- [Goal] Below is a listing to transcribe in full and exactly; keep the pictures out.

- [Data for this exercise]
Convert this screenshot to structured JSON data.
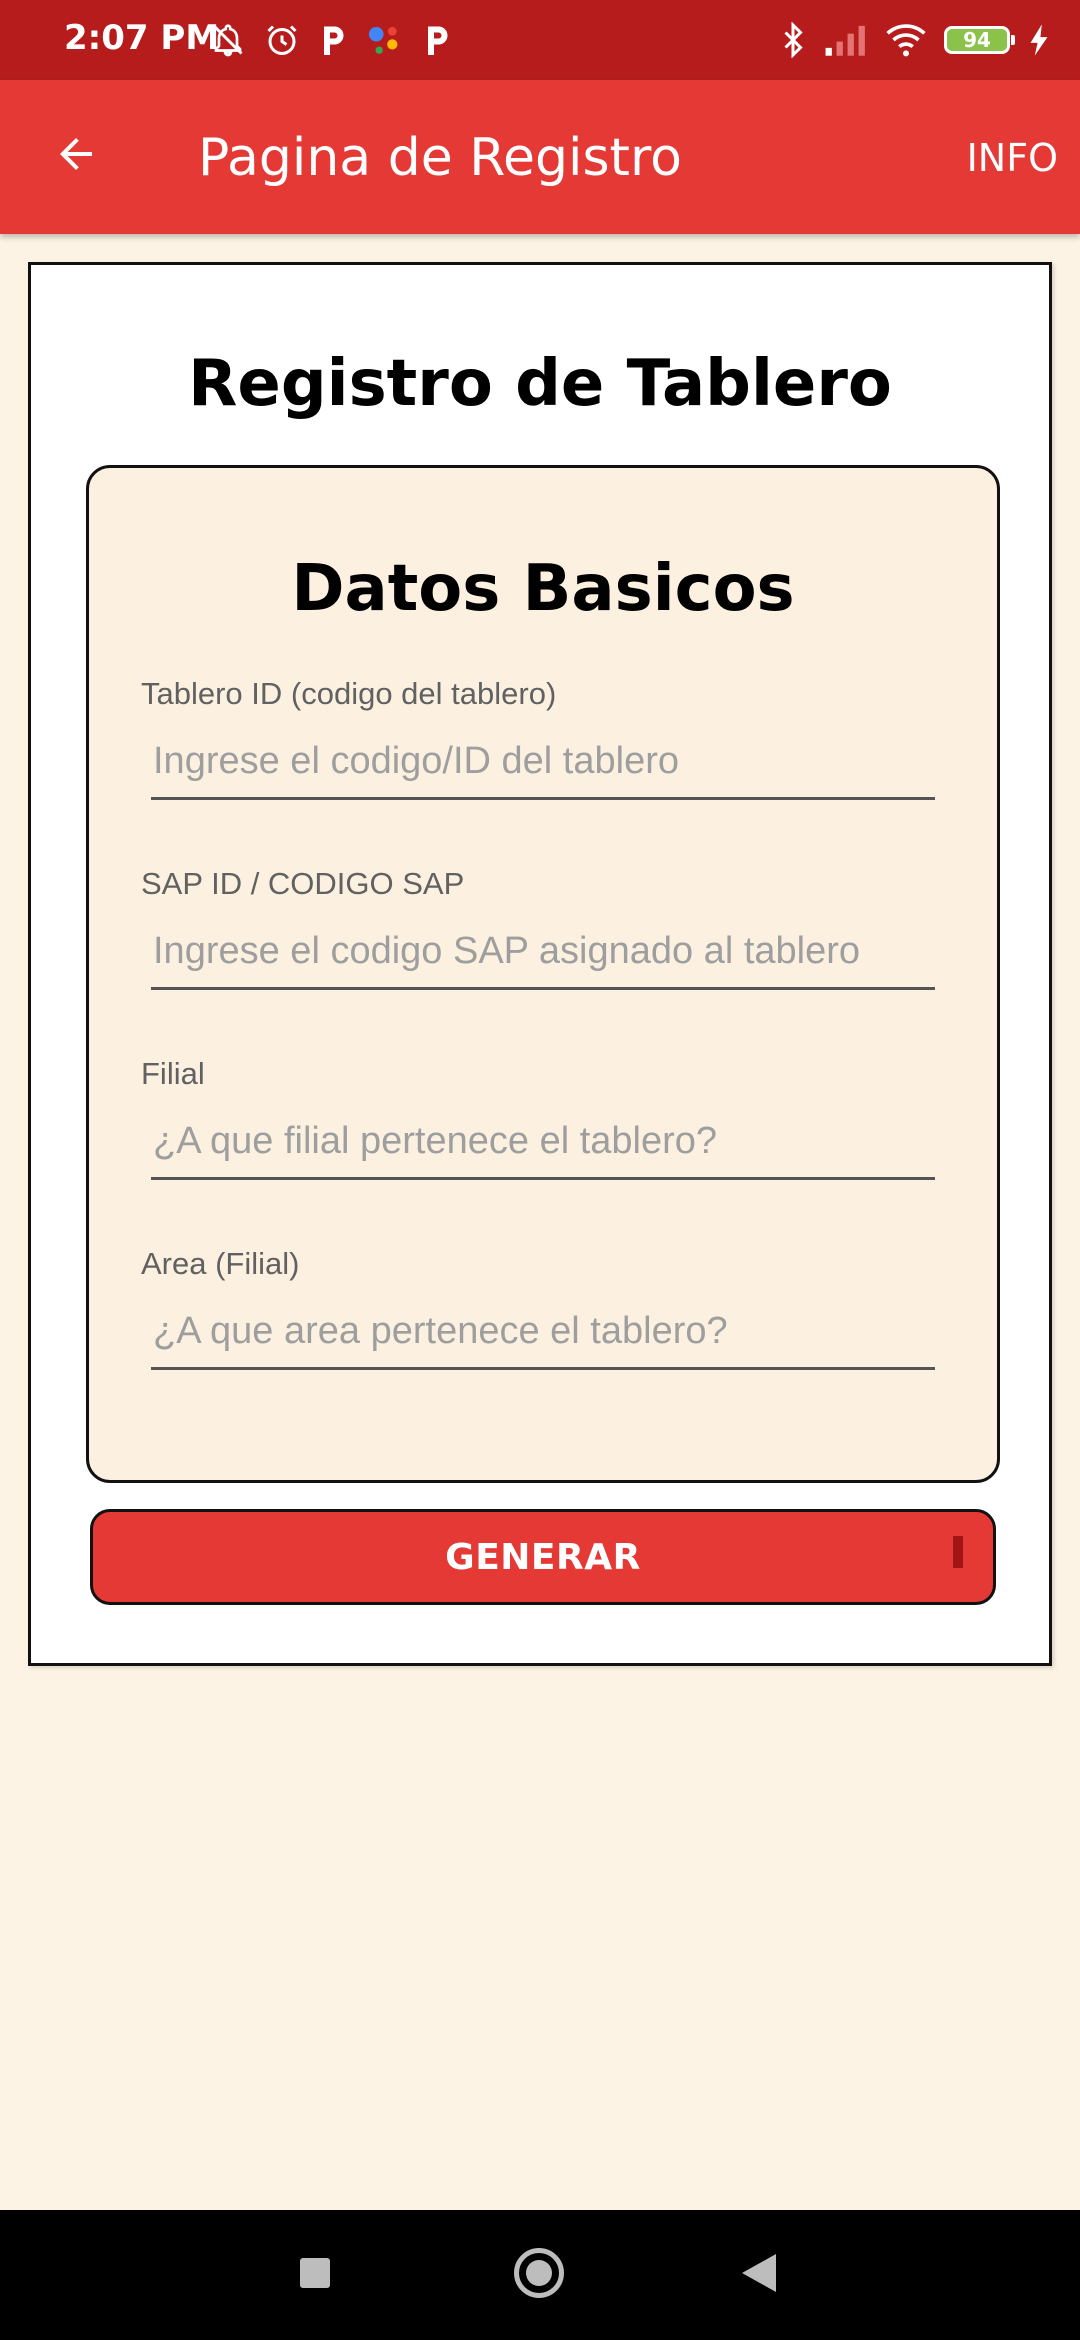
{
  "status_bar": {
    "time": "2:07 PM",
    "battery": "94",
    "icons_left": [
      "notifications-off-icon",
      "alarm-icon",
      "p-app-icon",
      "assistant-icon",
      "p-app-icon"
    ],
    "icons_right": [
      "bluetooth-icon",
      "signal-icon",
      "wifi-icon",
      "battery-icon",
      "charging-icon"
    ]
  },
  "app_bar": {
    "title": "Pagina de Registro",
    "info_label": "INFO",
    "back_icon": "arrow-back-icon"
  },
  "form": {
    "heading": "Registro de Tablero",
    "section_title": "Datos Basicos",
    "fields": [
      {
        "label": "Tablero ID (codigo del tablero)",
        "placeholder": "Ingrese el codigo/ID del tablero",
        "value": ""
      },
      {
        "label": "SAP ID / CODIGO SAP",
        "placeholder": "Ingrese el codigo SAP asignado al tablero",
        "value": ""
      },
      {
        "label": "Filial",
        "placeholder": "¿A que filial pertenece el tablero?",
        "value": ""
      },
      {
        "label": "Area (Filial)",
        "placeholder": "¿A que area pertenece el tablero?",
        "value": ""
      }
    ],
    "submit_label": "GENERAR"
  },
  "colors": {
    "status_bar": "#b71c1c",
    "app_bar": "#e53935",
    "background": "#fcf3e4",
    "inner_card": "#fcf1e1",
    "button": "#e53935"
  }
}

- [Solution to the exercise]
Convert this screenshot to structured JSON data.
{
  "status_bar": {
    "time": "2:07 PM",
    "battery": "94",
    "icons_left": [
      "notifications-off-icon",
      "alarm-icon",
      "p-app-icon",
      "assistant-icon",
      "p-app-icon"
    ],
    "icons_right": [
      "bluetooth-icon",
      "signal-icon",
      "wifi-icon",
      "battery-icon",
      "charging-icon"
    ]
  },
  "app_bar": {
    "title": "Pagina de Registro",
    "info_label": "INFO",
    "back_icon": "arrow-back-icon"
  },
  "form": {
    "heading": "Registro de Tablero",
    "section_title": "Datos Basicos",
    "fields": [
      {
        "label": "Tablero ID (codigo del tablero)",
        "placeholder": "Ingrese el codigo/ID del tablero",
        "value": ""
      },
      {
        "label": "SAP ID / CODIGO SAP",
        "placeholder": "Ingrese el codigo SAP asignado al tablero",
        "value": ""
      },
      {
        "label": "Filial",
        "placeholder": "¿A que filial pertenece el tablero?",
        "value": ""
      },
      {
        "label": "Area (Filial)",
        "placeholder": "¿A que area pertenece el tablero?",
        "value": ""
      }
    ],
    "submit_label": "GENERAR"
  },
  "colors": {
    "status_bar": "#b71c1c",
    "app_bar": "#e53935",
    "background": "#fcf3e4",
    "inner_card": "#fcf1e1",
    "button": "#e53935"
  }
}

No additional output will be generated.